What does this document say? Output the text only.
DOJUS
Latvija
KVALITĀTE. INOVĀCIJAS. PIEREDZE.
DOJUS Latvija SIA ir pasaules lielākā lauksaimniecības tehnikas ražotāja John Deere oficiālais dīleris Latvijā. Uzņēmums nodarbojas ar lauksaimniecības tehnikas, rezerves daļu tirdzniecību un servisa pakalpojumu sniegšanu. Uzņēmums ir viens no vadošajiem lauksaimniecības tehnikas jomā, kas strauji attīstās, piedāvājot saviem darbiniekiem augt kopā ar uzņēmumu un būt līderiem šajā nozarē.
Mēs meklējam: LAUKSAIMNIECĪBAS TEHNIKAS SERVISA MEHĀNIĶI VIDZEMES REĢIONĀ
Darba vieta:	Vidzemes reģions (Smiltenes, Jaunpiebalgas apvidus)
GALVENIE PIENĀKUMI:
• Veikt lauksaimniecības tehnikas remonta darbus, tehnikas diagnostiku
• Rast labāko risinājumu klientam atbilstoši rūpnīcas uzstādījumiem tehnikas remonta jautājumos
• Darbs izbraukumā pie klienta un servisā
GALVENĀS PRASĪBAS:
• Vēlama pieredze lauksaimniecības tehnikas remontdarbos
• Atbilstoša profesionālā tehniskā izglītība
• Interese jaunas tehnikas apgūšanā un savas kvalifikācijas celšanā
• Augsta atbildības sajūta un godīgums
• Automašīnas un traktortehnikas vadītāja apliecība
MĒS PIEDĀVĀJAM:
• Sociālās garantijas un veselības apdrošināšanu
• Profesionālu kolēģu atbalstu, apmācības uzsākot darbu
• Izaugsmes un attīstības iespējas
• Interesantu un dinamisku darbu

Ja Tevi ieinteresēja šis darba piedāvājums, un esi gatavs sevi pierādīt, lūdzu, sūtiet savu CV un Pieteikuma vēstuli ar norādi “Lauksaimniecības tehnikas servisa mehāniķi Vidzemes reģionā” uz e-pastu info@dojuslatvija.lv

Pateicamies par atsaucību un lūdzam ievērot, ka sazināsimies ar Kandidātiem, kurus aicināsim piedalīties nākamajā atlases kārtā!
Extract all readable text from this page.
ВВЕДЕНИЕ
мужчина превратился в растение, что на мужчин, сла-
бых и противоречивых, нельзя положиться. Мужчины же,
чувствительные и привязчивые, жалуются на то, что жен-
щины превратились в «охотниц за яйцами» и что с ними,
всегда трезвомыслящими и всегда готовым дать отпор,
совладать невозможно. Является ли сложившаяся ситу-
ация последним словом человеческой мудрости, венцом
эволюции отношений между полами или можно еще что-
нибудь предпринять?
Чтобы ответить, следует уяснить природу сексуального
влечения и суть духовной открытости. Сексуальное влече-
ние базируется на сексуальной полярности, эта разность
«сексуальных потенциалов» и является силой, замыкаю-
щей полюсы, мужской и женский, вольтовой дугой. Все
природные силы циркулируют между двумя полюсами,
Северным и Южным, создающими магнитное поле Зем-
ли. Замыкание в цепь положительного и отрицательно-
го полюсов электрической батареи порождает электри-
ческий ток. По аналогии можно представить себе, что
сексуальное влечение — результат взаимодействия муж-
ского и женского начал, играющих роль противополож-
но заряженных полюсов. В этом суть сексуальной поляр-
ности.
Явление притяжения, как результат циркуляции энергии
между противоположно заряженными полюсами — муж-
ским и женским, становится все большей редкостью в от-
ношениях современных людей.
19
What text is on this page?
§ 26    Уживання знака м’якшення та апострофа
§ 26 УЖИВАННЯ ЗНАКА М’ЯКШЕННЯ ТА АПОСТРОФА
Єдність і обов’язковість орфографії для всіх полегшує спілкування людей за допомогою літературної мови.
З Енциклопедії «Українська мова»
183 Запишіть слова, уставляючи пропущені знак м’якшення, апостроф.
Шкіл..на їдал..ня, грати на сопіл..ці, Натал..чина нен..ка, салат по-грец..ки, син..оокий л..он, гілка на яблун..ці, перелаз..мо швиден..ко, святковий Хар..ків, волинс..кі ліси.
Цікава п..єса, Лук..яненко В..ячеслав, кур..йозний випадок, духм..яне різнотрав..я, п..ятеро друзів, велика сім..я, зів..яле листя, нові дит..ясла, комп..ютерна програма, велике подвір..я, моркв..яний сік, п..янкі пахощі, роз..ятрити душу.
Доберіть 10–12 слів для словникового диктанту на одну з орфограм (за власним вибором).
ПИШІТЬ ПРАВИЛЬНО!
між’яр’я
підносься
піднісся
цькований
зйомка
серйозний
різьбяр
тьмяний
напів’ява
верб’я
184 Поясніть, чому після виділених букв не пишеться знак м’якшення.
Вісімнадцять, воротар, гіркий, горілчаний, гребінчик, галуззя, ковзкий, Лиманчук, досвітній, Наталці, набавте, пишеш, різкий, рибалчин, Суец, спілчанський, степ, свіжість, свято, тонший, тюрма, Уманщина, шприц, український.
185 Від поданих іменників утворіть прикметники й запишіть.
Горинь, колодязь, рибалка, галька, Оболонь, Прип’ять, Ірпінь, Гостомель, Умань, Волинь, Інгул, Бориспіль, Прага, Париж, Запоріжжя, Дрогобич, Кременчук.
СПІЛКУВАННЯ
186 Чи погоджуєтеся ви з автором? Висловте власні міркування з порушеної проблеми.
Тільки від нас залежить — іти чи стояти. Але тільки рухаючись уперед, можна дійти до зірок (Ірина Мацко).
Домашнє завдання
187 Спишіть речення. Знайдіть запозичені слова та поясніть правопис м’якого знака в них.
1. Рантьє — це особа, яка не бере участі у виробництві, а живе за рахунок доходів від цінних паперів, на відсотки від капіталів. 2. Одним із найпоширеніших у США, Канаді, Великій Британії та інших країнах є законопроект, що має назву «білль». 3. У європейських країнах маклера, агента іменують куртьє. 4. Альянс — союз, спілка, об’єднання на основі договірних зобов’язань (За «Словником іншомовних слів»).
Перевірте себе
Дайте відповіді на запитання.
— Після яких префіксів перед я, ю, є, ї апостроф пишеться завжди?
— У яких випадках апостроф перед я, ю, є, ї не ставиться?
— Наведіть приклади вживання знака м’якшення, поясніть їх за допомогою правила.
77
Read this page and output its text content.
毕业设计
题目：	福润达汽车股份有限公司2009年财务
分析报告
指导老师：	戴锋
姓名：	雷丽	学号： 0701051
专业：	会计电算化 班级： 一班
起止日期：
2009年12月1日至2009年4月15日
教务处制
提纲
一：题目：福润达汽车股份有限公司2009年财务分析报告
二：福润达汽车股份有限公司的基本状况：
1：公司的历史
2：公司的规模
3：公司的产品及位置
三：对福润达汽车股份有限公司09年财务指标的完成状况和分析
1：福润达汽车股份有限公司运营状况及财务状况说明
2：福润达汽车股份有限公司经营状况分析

········

• _Objective_
Write out again, unchanged, every line from the line containing "Read this page and output its text content." to the final line of the material above.

• _Task solution_
Read this page and output its text content.
毕业设计
题目：	福润达汽车股份有限公司2009年财务
分析报告
指导老师：	戴锋
姓名：	雷丽	学号： 0701051
专业：	会计电算化 班级： 一班
起止日期：
2009年12月1日至2009年4月15日
教务处制
提纲
一：题目：福润达汽车股份有限公司2009年财务分析报告
二：福润达汽车股份有限公司的基本状况：
1：公司的历史
2：公司的规模
3：公司的产品及位置
三：对福润达汽车股份有限公司09年财务指标的完成状况和分析
1：福润达汽车股份有限公司运营状况及财务状况说明
2：福润达汽车股份有限公司经营状况分析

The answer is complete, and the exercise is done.